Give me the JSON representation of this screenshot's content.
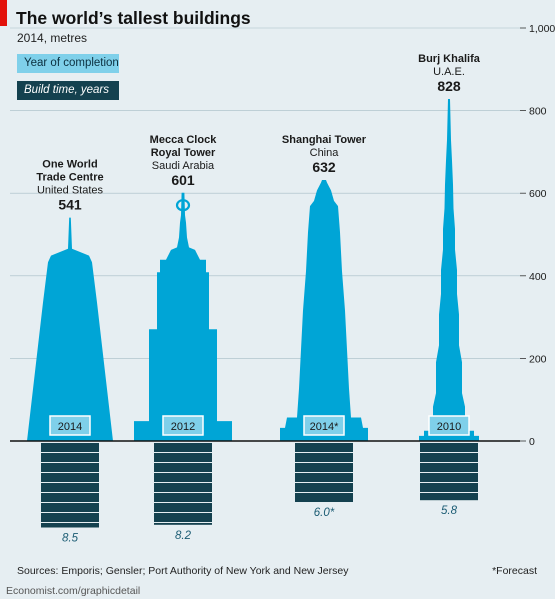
{
  "title": "The world’s tallest buildings",
  "subtitle": "2014, metres",
  "legend": {
    "year": "Year of completion",
    "build": "Build time, years"
  },
  "colors": {
    "bar": "#00a5d6",
    "year_box": "#7fd0ea",
    "build": "#14414f",
    "background": "#e6eef2",
    "grid": "#a6bcc6",
    "accent": "#e3120b"
  },
  "chart_data": {
    "type": "bar",
    "yaxis": {
      "min": 0,
      "max": 1000,
      "ticks": [
        "0",
        "200",
        "400",
        "600",
        "800",
        "1,000"
      ],
      "grid": true,
      "position": "right"
    },
    "categories": [
      "One World Trade Centre",
      "Mecca Clock Royal Tower",
      "Shanghai Tower",
      "Burj Khalifa"
    ],
    "buildings": [
      {
        "name": "One World\nTrade Centre",
        "country": "United States",
        "height": 541,
        "height_label": "541",
        "year": "2014",
        "build_years": 8.5,
        "build_label": "8.5"
      },
      {
        "name": "Mecca Clock\nRoyal Tower",
        "country": "Saudi Arabia",
        "height": 601,
        "height_label": "601",
        "year": "2012",
        "build_years": 8.2,
        "build_label": "8.2"
      },
      {
        "name": "Shanghai  Tower",
        "country": "China",
        "height": 632,
        "height_label": "632",
        "year": "2014*",
        "build_years": 6.0,
        "build_label": "6.0*"
      },
      {
        "name": "Burj Khalifa",
        "country": "U.A.E.",
        "height": 828,
        "height_label": "828",
        "year": "2010",
        "build_years": 5.8,
        "build_label": "5.8"
      }
    ]
  },
  "footer": {
    "sources": "Sources: Emporis; Gensler; Port Authority of New York and New Jersey",
    "note": "*Forecast",
    "credit": "Economist.com/graphicdetail"
  }
}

::::

Task requirements -> Only lines that contain the word "buildings" are wanted; copy each of them.

Answer for this exercise ->
  "title": "The world’s tallest buildings",
    "buildings": [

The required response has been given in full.